_AIM_: Word for word, retype every entry in the listing.

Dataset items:
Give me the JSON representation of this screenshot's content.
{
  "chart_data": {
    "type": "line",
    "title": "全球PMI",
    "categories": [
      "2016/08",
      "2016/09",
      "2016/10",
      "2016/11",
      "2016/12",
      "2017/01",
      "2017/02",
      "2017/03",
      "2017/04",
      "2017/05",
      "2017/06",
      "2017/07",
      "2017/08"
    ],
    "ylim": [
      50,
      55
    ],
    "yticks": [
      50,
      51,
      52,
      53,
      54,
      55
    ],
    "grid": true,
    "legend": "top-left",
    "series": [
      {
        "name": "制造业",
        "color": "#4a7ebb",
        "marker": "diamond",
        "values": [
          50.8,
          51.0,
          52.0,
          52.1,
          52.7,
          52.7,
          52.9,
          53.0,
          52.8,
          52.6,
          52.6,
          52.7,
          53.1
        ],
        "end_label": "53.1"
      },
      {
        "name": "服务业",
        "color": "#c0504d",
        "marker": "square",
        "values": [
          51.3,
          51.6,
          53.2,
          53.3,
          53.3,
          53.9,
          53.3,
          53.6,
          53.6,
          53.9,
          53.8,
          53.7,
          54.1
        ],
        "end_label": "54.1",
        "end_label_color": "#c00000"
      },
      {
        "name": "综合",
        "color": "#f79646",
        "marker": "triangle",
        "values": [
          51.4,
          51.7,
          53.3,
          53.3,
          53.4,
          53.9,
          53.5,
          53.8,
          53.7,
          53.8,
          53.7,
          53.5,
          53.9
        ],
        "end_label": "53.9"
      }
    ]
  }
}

_CORRECT ANSWER_:
Give me the JSON representation of this screenshot's content.
{
  "chart_data": {
    "type": "line",
    "title": "全球PMI",
    "categories": [
      "2016/08",
      "2016/09",
      "2016/10",
      "2016/11",
      "2016/12",
      "2017/01",
      "2017/02",
      "2017/03",
      "2017/04",
      "2017/05",
      "2017/06",
      "2017/07",
      "2017/08"
    ],
    "ylim": [
      50,
      55
    ],
    "yticks": [
      50,
      51,
      52,
      53,
      54,
      55
    ],
    "grid": true,
    "legend": "top-left",
    "series": [
      {
        "name": "制造业",
        "color": "#4a7ebb",
        "marker": "diamond",
        "values": [
          50.8,
          51.0,
          52.0,
          52.1,
          52.7,
          52.7,
          52.9,
          53.0,
          52.8,
          52.6,
          52.6,
          52.7,
          53.1
        ],
        "end_label": "53.1"
      },
      {
        "name": "服务业",
        "color": "#c0504d",
        "marker": "square",
        "values": [
          51.3,
          51.6,
          53.2,
          53.3,
          53.3,
          53.9,
          53.3,
          53.6,
          53.6,
          53.9,
          53.8,
          53.7,
          54.1
        ],
        "end_label": "54.1",
        "end_label_color": "#c00000"
      },
      {
        "name": "综合",
        "color": "#f79646",
        "marker": "triangle",
        "values": [
          51.4,
          51.7,
          53.3,
          53.3,
          53.4,
          53.9,
          53.5,
          53.8,
          53.7,
          53.8,
          53.7,
          53.5,
          53.9
        ],
        "end_label": "53.9"
      }
    ]
  }
}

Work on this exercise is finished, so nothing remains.